Repeat all entries exactly.
+++
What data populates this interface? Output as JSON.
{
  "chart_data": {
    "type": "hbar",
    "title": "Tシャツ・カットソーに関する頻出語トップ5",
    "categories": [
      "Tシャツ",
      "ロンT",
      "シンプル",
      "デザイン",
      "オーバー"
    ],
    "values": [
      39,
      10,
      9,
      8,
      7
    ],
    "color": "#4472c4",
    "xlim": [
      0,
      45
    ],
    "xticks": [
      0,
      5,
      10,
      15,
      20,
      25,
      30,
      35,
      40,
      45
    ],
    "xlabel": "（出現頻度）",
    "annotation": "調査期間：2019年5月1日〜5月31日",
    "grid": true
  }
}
+++
== Reply ==
What data populates this interface? Output as JSON.
{
  "chart_data": {
    "type": "hbar",
    "title": "Tシャツ・カットソーに関する頻出語トップ5",
    "categories": [
      "Tシャツ",
      "ロンT",
      "シンプル",
      "デザイン",
      "オーバー"
    ],
    "values": [
      39,
      10,
      9,
      8,
      7
    ],
    "color": "#4472c4",
    "xlim": [
      0,
      45
    ],
    "xticks": [
      0,
      5,
      10,
      15,
      20,
      25,
      30,
      35,
      40,
      45
    ],
    "xlabel": "（出現頻度）",
    "annotation": "調査期間：2019年5月1日〜5月31日",
    "grid": true
  }
}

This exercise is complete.